Dataset entries
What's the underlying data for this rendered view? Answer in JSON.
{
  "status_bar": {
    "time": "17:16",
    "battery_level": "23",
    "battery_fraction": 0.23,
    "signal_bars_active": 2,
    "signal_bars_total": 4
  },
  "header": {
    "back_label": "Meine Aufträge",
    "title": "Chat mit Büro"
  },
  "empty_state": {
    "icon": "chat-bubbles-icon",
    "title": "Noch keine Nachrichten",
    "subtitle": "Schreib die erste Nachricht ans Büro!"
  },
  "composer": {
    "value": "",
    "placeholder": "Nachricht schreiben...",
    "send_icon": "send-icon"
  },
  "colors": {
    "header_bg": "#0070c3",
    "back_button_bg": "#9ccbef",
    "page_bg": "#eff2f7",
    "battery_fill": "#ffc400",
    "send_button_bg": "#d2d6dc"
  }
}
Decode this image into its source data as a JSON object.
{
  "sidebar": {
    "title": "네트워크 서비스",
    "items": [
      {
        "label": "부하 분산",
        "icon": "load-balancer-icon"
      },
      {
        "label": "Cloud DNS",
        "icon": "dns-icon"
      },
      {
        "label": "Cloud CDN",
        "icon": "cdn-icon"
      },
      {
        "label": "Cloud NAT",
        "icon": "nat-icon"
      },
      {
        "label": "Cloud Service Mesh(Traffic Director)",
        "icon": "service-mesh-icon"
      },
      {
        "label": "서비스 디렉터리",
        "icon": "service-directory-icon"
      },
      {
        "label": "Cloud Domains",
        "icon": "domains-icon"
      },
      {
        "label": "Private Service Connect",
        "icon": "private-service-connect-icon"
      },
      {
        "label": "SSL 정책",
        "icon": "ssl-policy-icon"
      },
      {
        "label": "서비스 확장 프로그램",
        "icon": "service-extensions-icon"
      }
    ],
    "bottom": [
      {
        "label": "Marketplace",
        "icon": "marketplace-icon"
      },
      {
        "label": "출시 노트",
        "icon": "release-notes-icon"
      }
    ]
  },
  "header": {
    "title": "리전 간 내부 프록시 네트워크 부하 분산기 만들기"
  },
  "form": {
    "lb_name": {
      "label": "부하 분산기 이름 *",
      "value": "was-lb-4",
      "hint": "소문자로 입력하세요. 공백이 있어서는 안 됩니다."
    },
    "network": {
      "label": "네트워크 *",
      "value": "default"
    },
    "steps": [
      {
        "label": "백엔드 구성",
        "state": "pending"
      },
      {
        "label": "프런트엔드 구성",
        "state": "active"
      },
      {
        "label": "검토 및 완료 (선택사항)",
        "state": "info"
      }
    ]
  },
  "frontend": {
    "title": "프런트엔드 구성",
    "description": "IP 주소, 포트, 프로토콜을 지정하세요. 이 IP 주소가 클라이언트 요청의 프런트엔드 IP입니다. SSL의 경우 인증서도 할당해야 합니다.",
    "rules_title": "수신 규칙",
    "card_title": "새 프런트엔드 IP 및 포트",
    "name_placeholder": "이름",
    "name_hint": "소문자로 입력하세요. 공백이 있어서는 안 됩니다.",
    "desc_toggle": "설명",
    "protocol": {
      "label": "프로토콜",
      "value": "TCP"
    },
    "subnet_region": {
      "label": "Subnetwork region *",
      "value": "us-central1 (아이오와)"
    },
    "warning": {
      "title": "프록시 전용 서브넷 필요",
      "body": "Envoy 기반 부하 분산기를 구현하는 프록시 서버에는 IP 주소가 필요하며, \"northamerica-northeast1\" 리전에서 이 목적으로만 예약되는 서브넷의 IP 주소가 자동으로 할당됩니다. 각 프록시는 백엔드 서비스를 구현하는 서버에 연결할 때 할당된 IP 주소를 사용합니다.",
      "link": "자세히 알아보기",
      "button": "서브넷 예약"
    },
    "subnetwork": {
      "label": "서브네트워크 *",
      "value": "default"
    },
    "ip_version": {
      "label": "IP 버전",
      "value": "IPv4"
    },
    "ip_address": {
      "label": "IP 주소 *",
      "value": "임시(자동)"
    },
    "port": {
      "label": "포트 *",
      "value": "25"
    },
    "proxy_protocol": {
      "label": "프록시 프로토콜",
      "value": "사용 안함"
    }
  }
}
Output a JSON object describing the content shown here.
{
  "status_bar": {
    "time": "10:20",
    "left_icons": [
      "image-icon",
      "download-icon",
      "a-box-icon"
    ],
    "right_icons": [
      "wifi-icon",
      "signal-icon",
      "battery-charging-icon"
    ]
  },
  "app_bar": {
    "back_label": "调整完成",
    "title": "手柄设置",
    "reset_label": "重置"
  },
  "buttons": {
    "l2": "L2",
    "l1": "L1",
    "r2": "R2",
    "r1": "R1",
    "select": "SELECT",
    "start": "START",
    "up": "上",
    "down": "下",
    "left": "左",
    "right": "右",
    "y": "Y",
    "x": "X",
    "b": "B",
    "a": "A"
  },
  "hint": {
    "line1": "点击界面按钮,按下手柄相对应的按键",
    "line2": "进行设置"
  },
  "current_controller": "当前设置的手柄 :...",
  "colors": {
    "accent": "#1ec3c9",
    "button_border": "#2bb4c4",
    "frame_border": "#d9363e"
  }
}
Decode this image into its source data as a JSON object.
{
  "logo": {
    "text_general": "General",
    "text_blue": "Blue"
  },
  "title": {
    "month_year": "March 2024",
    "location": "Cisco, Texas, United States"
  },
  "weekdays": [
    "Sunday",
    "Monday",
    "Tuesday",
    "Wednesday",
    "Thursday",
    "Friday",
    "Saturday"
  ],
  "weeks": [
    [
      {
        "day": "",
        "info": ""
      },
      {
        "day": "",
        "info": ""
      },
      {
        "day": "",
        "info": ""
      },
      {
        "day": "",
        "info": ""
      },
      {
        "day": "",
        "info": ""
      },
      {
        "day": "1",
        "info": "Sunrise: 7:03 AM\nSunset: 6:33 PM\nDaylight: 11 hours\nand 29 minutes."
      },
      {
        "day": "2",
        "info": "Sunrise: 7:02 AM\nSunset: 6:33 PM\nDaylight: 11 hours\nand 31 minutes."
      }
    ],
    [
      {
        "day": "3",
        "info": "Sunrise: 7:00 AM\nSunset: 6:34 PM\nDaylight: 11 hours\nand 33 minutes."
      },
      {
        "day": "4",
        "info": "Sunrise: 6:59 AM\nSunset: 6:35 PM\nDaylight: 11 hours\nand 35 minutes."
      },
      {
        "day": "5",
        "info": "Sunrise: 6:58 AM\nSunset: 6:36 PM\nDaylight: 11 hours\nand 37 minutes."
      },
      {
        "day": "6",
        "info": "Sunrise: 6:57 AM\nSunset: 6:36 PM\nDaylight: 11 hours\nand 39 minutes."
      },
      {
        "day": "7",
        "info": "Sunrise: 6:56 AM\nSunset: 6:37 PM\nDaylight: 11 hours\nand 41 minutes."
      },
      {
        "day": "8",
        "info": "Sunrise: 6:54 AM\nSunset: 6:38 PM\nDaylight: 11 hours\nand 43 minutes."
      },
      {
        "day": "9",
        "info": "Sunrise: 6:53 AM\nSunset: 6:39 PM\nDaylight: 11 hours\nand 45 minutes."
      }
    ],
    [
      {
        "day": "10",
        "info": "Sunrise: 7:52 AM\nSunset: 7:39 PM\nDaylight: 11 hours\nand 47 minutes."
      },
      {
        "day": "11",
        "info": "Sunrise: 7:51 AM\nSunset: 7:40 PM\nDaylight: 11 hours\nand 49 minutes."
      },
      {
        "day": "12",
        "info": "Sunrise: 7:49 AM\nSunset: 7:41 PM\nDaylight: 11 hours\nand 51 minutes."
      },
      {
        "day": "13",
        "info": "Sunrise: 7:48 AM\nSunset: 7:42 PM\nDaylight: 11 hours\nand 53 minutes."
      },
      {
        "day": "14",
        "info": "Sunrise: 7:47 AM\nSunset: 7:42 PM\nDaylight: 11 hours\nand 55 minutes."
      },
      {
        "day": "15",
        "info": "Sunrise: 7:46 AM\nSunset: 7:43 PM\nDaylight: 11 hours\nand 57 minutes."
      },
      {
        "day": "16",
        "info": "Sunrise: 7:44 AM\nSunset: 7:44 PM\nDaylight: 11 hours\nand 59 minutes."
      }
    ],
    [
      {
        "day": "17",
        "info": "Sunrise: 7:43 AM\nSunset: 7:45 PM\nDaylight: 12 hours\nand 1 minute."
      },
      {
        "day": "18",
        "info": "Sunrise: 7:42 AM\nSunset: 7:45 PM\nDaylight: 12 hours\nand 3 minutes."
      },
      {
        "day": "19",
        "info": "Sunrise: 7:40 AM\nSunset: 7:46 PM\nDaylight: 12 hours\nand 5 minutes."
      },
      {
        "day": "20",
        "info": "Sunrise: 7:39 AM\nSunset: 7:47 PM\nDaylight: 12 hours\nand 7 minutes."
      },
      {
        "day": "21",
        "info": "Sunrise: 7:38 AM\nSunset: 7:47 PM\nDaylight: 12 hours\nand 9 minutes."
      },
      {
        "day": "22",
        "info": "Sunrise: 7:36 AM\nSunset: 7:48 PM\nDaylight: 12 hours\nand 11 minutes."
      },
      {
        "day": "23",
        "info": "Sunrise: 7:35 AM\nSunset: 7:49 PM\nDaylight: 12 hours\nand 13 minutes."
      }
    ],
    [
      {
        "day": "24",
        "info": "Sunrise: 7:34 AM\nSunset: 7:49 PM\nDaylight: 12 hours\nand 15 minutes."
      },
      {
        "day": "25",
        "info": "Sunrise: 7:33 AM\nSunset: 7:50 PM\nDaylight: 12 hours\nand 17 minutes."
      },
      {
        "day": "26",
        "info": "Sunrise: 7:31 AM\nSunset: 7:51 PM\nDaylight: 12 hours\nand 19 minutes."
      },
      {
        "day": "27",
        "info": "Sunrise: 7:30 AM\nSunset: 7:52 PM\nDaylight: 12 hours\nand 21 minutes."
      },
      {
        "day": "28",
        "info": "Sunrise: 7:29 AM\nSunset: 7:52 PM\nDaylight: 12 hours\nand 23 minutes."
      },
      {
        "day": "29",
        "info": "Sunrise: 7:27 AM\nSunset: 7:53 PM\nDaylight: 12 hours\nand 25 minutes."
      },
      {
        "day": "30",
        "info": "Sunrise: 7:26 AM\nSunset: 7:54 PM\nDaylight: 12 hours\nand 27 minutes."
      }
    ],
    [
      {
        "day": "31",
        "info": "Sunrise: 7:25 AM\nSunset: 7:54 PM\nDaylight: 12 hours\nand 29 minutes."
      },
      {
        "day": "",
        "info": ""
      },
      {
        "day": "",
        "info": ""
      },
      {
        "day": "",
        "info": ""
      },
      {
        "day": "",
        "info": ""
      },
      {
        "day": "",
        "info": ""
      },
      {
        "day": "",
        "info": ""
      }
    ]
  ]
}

Task to carry out:
From the entries above, collect every line with the string "value" in it.

Result below:
    "value": "",
      "value": "was-lb-4",
      "value": "default"
      "value": "TCP"
      "value": "us-central1 (아이오와)"
      "value": "default"
      "value": "IPv4"
      "value": "임시(자동)"
      "value": "25"
      "value": "사용 안함"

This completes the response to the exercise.